══ Task inputs ══

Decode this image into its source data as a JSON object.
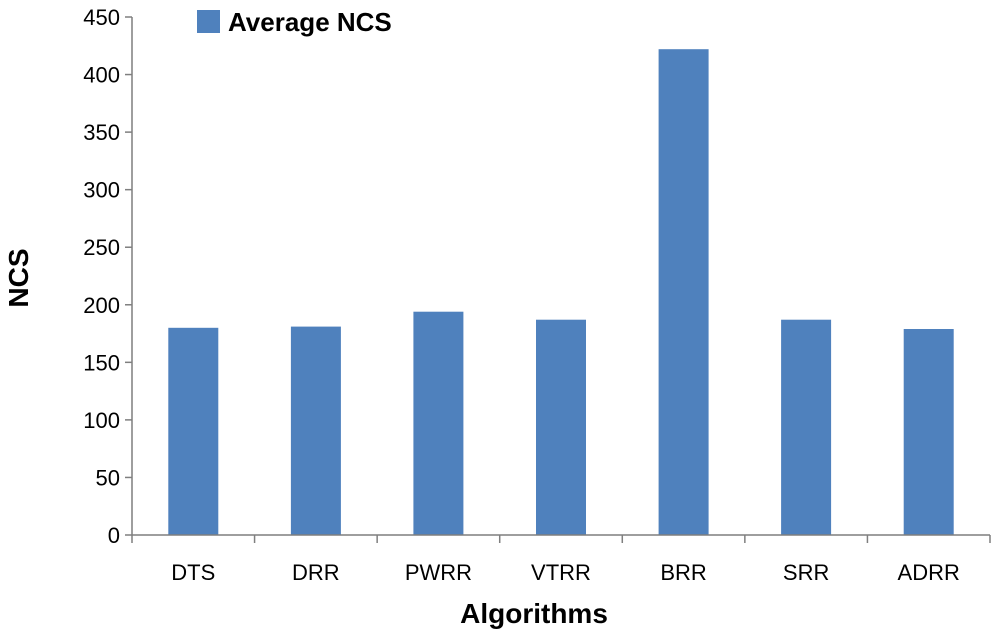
{
  "chart_data": {
    "type": "bar",
    "title": "",
    "xlabel": "Algorithms",
    "ylabel": "NCS",
    "categories": [
      "DTS",
      "DRR",
      "PWRR",
      "VTRR",
      "BRR",
      "SRR",
      "ADRR"
    ],
    "series": [
      {
        "name": "Average NCS",
        "values": [
          180,
          181,
          194,
          187,
          422,
          187,
          179
        ]
      }
    ],
    "ylim": [
      0,
      450
    ],
    "yticks": [
      0,
      50,
      100,
      150,
      200,
      250,
      300,
      350,
      400,
      450
    ],
    "grid": false,
    "legend_position": "top-left",
    "colors": {
      "bar": "#4f81bd",
      "axis": "#7f7f7f"
    }
  }
}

═══

■ Task directions: Nothing in the entries above should change when they are printed again, except that the pictures are dropped.

■ Answer to the problem:
Decode this image into its source data as a JSON object.
{
  "chart_data": {
    "type": "bar",
    "title": "",
    "xlabel": "Algorithms",
    "ylabel": "NCS",
    "categories": [
      "DTS",
      "DRR",
      "PWRR",
      "VTRR",
      "BRR",
      "SRR",
      "ADRR"
    ],
    "series": [
      {
        "name": "Average NCS",
        "values": [
          180,
          181,
          194,
          187,
          422,
          187,
          179
        ]
      }
    ],
    "ylim": [
      0,
      450
    ],
    "yticks": [
      0,
      50,
      100,
      150,
      200,
      250,
      300,
      350,
      400,
      450
    ],
    "grid": false,
    "legend_position": "top-left",
    "colors": {
      "bar": "#4f81bd",
      "axis": "#7f7f7f"
    }
  }
}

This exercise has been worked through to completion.